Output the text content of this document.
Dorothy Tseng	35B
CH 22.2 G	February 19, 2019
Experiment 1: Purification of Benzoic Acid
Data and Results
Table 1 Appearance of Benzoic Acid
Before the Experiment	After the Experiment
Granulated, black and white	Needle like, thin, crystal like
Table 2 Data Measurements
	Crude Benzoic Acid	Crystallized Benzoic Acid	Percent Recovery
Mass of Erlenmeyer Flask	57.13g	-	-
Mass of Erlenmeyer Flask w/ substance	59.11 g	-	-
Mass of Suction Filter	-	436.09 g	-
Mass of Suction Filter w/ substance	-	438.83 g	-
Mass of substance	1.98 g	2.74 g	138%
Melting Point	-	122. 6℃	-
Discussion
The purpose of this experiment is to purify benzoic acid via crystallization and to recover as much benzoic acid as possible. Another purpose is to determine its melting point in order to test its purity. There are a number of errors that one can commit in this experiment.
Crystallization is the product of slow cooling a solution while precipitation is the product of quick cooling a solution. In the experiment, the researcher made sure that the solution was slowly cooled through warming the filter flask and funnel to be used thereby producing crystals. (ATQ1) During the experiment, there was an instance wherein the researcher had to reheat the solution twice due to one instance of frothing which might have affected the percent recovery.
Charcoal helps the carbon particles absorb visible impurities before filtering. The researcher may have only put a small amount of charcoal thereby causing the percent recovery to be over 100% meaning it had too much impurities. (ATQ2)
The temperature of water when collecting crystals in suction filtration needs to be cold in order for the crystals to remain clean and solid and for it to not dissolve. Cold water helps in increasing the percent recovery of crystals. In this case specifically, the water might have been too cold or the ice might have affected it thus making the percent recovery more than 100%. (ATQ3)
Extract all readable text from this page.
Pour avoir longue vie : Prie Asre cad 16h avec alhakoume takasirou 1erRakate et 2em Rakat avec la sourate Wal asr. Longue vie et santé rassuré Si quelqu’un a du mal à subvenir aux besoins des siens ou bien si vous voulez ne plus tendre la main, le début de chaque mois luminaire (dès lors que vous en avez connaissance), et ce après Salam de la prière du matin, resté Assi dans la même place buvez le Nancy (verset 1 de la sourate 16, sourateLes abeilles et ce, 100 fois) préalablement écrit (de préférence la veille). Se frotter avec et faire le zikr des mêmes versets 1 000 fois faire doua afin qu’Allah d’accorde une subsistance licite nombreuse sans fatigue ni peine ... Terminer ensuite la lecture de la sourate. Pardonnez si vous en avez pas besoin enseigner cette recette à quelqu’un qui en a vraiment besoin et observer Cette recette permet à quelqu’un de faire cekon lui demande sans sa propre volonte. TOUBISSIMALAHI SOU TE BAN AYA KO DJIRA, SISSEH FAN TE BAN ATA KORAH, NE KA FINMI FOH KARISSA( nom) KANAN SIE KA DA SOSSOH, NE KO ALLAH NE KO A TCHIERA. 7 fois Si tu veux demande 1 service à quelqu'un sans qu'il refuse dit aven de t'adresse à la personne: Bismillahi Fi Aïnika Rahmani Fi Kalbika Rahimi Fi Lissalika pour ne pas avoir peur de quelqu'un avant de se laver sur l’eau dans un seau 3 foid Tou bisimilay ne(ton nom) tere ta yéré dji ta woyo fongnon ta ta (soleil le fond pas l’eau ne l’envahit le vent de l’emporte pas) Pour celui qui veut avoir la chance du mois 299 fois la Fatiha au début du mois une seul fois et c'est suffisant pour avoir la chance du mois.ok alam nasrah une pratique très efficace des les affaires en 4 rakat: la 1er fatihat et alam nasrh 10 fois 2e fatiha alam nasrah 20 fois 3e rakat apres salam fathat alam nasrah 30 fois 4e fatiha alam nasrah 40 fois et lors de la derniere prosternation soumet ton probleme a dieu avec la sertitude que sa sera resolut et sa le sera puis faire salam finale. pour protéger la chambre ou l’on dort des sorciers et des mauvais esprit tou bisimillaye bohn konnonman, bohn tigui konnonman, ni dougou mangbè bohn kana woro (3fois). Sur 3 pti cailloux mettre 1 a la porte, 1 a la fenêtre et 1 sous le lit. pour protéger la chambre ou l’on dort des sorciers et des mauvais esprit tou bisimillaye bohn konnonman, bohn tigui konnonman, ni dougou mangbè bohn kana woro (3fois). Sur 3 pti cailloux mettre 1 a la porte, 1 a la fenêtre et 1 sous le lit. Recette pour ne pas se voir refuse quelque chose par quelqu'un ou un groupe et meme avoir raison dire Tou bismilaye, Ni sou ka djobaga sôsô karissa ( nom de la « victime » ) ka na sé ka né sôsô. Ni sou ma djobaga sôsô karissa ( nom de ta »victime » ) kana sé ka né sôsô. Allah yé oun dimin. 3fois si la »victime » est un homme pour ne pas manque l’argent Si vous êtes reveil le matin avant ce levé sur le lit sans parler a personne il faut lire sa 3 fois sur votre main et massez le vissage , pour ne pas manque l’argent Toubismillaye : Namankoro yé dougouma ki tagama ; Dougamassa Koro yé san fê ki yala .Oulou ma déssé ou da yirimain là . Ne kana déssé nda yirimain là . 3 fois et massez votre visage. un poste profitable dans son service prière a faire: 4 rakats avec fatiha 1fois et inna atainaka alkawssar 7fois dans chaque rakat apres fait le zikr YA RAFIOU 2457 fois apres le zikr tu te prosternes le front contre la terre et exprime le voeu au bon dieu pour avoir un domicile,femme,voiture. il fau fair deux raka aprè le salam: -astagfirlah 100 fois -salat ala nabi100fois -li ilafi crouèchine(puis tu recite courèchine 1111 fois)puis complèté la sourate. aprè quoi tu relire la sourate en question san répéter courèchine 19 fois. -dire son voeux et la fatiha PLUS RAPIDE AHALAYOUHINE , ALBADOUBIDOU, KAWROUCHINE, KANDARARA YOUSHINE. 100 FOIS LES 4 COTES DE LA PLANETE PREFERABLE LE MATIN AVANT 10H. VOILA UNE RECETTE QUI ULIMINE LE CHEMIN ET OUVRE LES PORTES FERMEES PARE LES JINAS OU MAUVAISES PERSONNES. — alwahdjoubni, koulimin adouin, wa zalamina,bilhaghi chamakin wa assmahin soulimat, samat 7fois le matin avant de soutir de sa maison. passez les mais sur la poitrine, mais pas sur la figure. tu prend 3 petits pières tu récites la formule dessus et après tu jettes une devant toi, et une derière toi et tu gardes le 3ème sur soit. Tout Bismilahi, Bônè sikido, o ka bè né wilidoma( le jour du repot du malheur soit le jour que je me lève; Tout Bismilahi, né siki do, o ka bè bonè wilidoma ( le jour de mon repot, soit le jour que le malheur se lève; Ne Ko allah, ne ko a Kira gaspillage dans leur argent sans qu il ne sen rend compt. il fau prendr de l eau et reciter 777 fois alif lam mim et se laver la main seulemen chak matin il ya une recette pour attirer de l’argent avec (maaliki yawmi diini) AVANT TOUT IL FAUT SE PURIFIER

──────────────────────────────

- _What to produce_
Repeat the data verbatim.

- _Exercise solution_
Output the text content of this document.
Dorothy Tseng	35B
CH 22.2 G	February 19, 2019
Experiment 1: Purification of Benzoic Acid
Data and Results
Table 1 Appearance of Benzoic Acid
Before the Experiment	After the Experiment
Granulated, black and white	Needle like, thin, crystal like
Table 2 Data Measurements
	Crude Benzoic Acid	Crystallized Benzoic Acid	Percent Recovery
Mass of Erlenmeyer Flask	57.13g	-	-
Mass of Erlenmeyer Flask w/ substance	59.11 g	-	-
Mass of Suction Filter	-	436.09 g	-
Mass of Suction Filter w/ substance	-	438.83 g	-
Mass of substance	1.98 g	2.74 g	138%
Melting Point	-	122. 6℃	-
Discussion
The purpose of this experiment is to purify benzoic acid via crystallization and to recover as much benzoic acid as possible. Another purpose is to determine its melting point in order to test its purity. There are a number of errors that one can commit in this experiment.
Crystallization is the product of slow cooling a solution while precipitation is the product of quick cooling a solution. In the experiment, the researcher made sure that the solution was slowly cooled through warming the filter flask and funnel to be used thereby producing crystals. (ATQ1) During the experiment, there was an instance wherein the researcher had to reheat the solution twice due to one instance of frothing which might have affected the percent recovery.
Charcoal helps the carbon particles absorb visible impurities before filtering. The researcher may have only put a small amount of charcoal thereby causing the percent recovery to be over 100% meaning it had too much impurities. (ATQ2)
The temperature of water when collecting crystals in suction filtration needs to be cold in order for the crystals to remain clean and solid and for it to not dissolve. Cold water helps in increasing the percent recovery of crystals. In this case specifically, the water might have been too cold or the ice might have affected it thus making the percent recovery more than 100%. (ATQ3)
Extract all readable text from this page.
Pour avoir longue vie : Prie Asre cad 16h avec alhakoume takasirou 1erRakate et 2em Rakat avec la sourate Wal asr. Longue vie et santé rassuré Si quelqu’un a du mal à subvenir aux besoins des siens ou bien si vous voulez ne plus tendre la main, le début de chaque mois luminaire (dès lors que vous en avez connaissance), et ce après Salam de la prière du matin, resté Assi dans la même place buvez le Nancy (verset 1 de la sourate 16, sourateLes abeilles et ce, 100 fois) préalablement écrit (de préférence la veille). Se frotter avec et faire le zikr des mêmes versets 1 000 fois faire doua afin qu’Allah d’accorde une subsistance licite nombreuse sans fatigue ni peine ... Terminer ensuite la lecture de la sourate. Pardonnez si vous en avez pas besoin enseigner cette recette à quelqu’un qui en a vraiment besoin et observer Cette recette permet à quelqu’un de faire cekon lui demande sans sa propre volonte. TOUBISSIMALAHI SOU TE BAN AYA KO DJIRA, SISSEH FAN TE BAN ATA KORAH, NE KA FINMI FOH KARISSA( nom) KANAN SIE KA DA SOSSOH, NE KO ALLAH NE KO A TCHIERA. 7 fois Si tu veux demande 1 service à quelqu'un sans qu'il refuse dit aven de t'adresse à la personne: Bismillahi Fi Aïnika Rahmani Fi Kalbika Rahimi Fi Lissalika pour ne pas avoir peur de quelqu'un avant de se laver sur l’eau dans un seau 3 foid Tou bisimilay ne(ton nom) tere ta yéré dji ta woyo fongnon ta ta (soleil le fond pas l’eau ne l’envahit le vent de l’emporte pas) Pour celui qui veut avoir la chance du mois 299 fois la Fatiha au début du mois une seul fois et c'est suffisant pour avoir la chance du mois.ok alam nasrah une pratique très efficace des les affaires en 4 rakat: la 1er fatihat et alam nasrh 10 fois 2e fatiha alam nasrah 20 fois 3e rakat apres salam fathat alam nasrah 30 fois 4e fatiha alam nasrah 40 fois et lors de la derniere prosternation soumet ton probleme a dieu avec la sertitude que sa sera resolut et sa le sera puis faire salam finale. pour protéger la chambre ou l’on dort des sorciers et des mauvais esprit tou bisimillaye bohn konnonman, bohn tigui konnonman, ni dougou mangbè bohn kana woro (3fois). Sur 3 pti cailloux mettre 1 a la porte, 1 a la fenêtre et 1 sous le lit. pour protéger la chambre ou l’on dort des sorciers et des mauvais esprit tou bisimillaye bohn konnonman, bohn tigui konnonman, ni dougou mangbè bohn kana woro (3fois). Sur 3 pti cailloux mettre 1 a la porte, 1 a la fenêtre et 1 sous le lit. Recette pour ne pas se voir refuse quelque chose par quelqu'un ou un groupe et meme avoir raison dire Tou bismilaye, Ni sou ka djobaga sôsô karissa ( nom de la « victime » ) ka na sé ka né sôsô. Ni sou ma djobaga sôsô karissa ( nom de ta »victime » ) kana sé ka né sôsô. Allah yé oun dimin. 3fois si la »victime » est un homme pour ne pas manque l’argent Si vous êtes reveil le matin avant ce levé sur le lit sans parler a personne il faut lire sa 3 fois sur votre main et massez le vissage , pour ne pas manque l’argent Toubismillaye : Namankoro yé dougouma ki tagama ; Dougamassa Koro yé san fê ki yala .Oulou ma déssé ou da yirimain là . Ne kana déssé nda yirimain là . 3 fois et massez votre visage. un poste profitable dans son service prière a faire: 4 rakats avec fatiha 1fois et inna atainaka alkawssar 7fois dans chaque rakat apres fait le zikr YA RAFIOU 2457 fois apres le zikr tu te prosternes le front contre la terre et exprime le voeu au bon dieu pour avoir un domicile,femme,voiture. il fau fair deux raka aprè le salam: -astagfirlah 100 fois -salat ala nabi100fois -li ilafi crouèchine(puis tu recite courèchine 1111 fois)puis complèté la sourate. aprè quoi tu relire la sourate en question san répéter courèchine 19 fois. -dire son voeux et la fatiha PLUS RAPIDE AHALAYOUHINE , ALBADOUBIDOU, KAWROUCHINE, KANDARARA YOUSHINE. 100 FOIS LES 4 COTES DE LA PLANETE PREFERABLE LE MATIN AVANT 10H. VOILA UNE RECETTE QUI ULIMINE LE CHEMIN ET OUVRE LES PORTES FERMEES PARE LES JINAS OU MAUVAISES PERSONNES. — alwahdjoubni, koulimin adouin, wa zalamina,bilhaghi chamakin wa assmahin soulimat, samat 7fois le matin avant de soutir de sa maison. passez les mais sur la poitrine, mais pas sur la figure. tu prend 3 petits pières tu récites la formule dessus et après tu jettes une devant toi, et une derière toi et tu gardes le 3ème sur soit. Tout Bismilahi, Bônè sikido, o ka bè né wilidoma( le jour du repot du malheur soit le jour que je me lève; Tout Bismilahi, né siki do, o ka bè bonè wilidoma ( le jour de mon repot, soit le jour que le malheur se lève; Ne Ko allah, ne ko a Kira gaspillage dans leur argent sans qu il ne sen rend compt. il fau prendr de l eau et reciter 777 fois alif lam mim et se laver la main seulemen chak matin il ya une recette pour attirer de l’argent avec (maaliki yawmi diini) AVANT TOUT IL FAUT SE PURIFIER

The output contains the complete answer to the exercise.